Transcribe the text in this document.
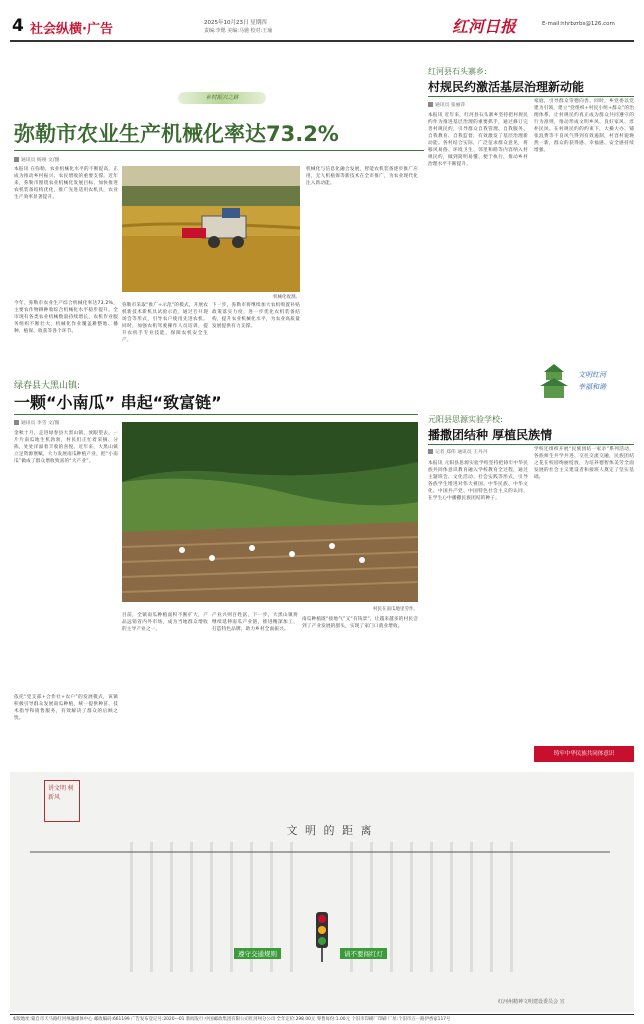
4 社会纵横·广告	2025年10月23日 星期四
责编:李偲 美编:马驰 校对:王瑜	红河日报	E-mail:hhrbzrbs@126.com
乡村振兴之路
弥勒市农业生产机械化率达73.2%
通讯员 杨俊 文/图
本报讯 在弥勒，农业机械化水平的不断提高，正成为推动乡村振兴、农民增收的重要支撑。近年来，弥勒市围绕农业机械化发展目标，加快推进农机装备结构优化，推广先进适用农机具，农业生产效率显著提升。
机械化收割。
今年，弥勒市农业生产综合机械化率达73.2%，主要农作物耕种收综合机械化水平稳步提升。全市现有各类农业机械数量持续增长，农机作业服务组织不断壮大，机械化作业覆盖耕整地、播种、植保、收获等各个环节。
弥勒市采取“推广+示范”的模式，开展农机新技术新机具试验示范，通过召开现场会等形式，引导农户使用先进农机。同时，加强农机驾驶操作人员培训，提升农机手专业技能，保障农机安全生产。
下一步，弥勒市将继续加大农机购置补贴政策落实力度，进一步优化农机装备结构，提升农业机械化水平，为农业高质量发展提供有力支撑。
机械化与信息化融合发展，智能农机装备逐步推广应用，无人机植保等新技术在全市推广，为农业现代化注入新动能。
红河县石头寨乡:
村规民约激活基层治理新动能
通讯员 张丽萍
本报讯 近年来，红河县石头寨乡坚持把村规民约作为推进基层治理的重要抓手，通过修订完善村规民约，引导群众自我管理、自我服务、自我教育、自我监督，有效激发了基层治理新动能。各村结合实际，广泛征求群众意见，将移风易俗、环境卫生、邻里和睦等内容纳入村规民约，做到简明易懂、便于执行，推动乡村治理水平不断提升。
家庭，引导群众崇德向善。同时，乡党委以党建为引领，建立“党组织+村民小组+群众”的治理体系，让村规民约真正成为群众共同遵守的行为准则，推动形成文明乡风、良好家风、淳朴民风。在村规民约的约束下，大操大办、铺张浪费等不良风气得到有效遏制，村容村貌焕然一新，群众的获得感、幸福感、安全感持续增强。
文明红河
幸福和谐
绿春县大黑山镇:
一颗“小南瓜” 串起“致富链”
通讯员 李雪 文/图
金秋十月，走进绿春县大黑山镇，放眼望去，一片片南瓜地生机勃勃，村民们正忙着采摘、分拣，处处洋溢着丰收的喜悦。近年来，大黑山镇立足资源禀赋，大力发展南瓜种植产业，把“小南瓜”做成了群众增收致富的“大产业”。
村民在南瓜地里劳作。
依托“党支部+合作社+农户”的发展模式，该镇积极引导群众发展南瓜种植，统一提供种苗、技术指导和销售服务，有效解决了群众的后顾之忧。
目前，全镇南瓜种植面积不断扩大，产品远销省内外市场，成为当地群众增收的主导产业之一。
产业兴则百姓富，下一步，大黑山镇将继续延伸南瓜产业链，推进精深加工，打造特色品牌，助力乡村全面振兴。
南瓜种植既“接地气”又“有钱景”，让越来越多的村民尝到了产业发展的甜头，实现了家门口就业增收。
元阳县思源实验学校:
播撒团结种 厚植民族情
记者 郑伟 通讯员 王丹丹
本报讯 元阳县思源实验学校坚持把铸牢中华民族共同体意识教育融入学校教育全过程，通过主题班会、文化活动、社会实践等形式，引导各族学生增进对伟大祖国、中华民族、中华文化、中国共产党、中国特色社会主义的认同，在学生心中播撒民族团结的种子。
学校还组织开展“民族团结一家亲”系列活动，各族师生共学共进、交往交流交融，民族团结之花在校园绚丽绽放，为培养德智体美劳全面发展的社会主义建设者和接班人奠定了坚实基础。
铸牢中华民族共同体意识
讲文明 树新风
文 明 的 距 离
遵守交通规则	请不要闯红灯
红河州精神文明建设委员会 宣
本版地址:蒙自市天马路红河州融媒体中心 邮政编码:661199 广告发布登记号:2020—01 新闻发行:中国邮政集团有限公司红河州分公司 全年定价:298.00元 零售每份:1.00元 个旧市印刷厂印刷 厂址:个旧市五一路伊香家117号
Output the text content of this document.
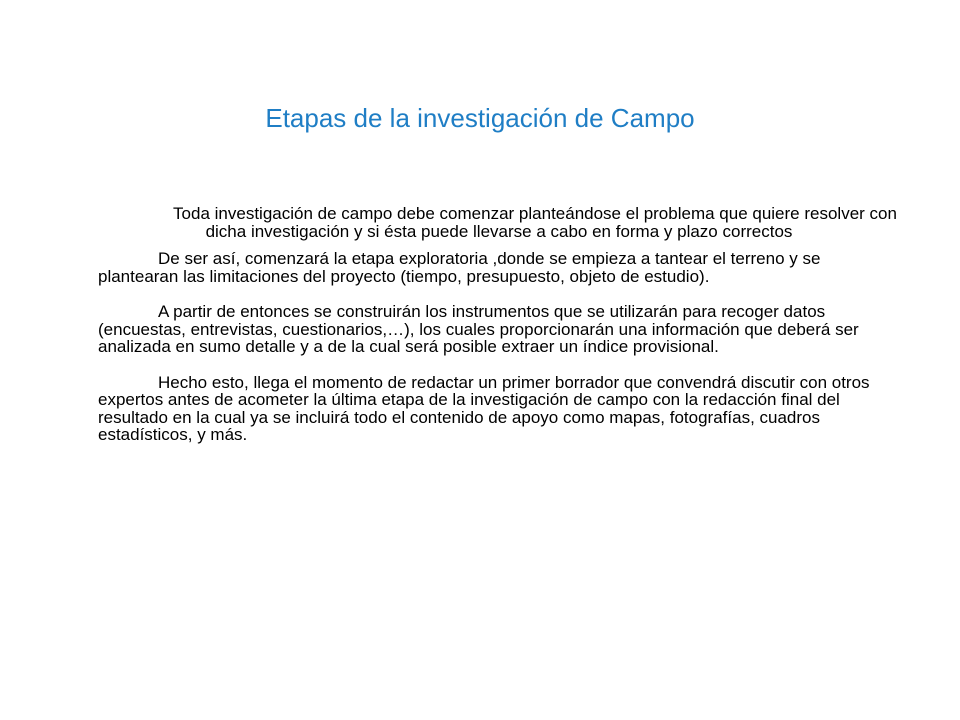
Etapas de la investigación de Campo

Toda investigación de campo debe comenzar planteándose el problema que quiere resolver con dicha investigación y si ésta puede llevarse a cabo en forma y plazo correctos

De ser así, comenzará la etapa exploratoria ,donde se empieza a tantear el terreno y se plantearan las limitaciones del proyecto (tiempo, presupuesto, objeto de estudio).

A partir de entonces se construirán los instrumentos que se utilizarán para recoger datos (encuestas, entrevistas, cuestionarios,…), los cuales proporcionarán una información que deberá ser analizada en sumo detalle y a de la cual será posible extraer un índice provisional.

Hecho esto, llega el momento de redactar un primer borrador que convendrá discutir con otros expertos antes de acometer la última etapa de la investigación de campo con la redacción final del resultado en la cual ya se incluirá todo el contenido de apoyo como mapas, fotografías, cuadros estadísticos, y más.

* * *

### Aim
Of all the lines in the listing above, how many contain the word "investigación"? Answer with the number alone.

### Result
3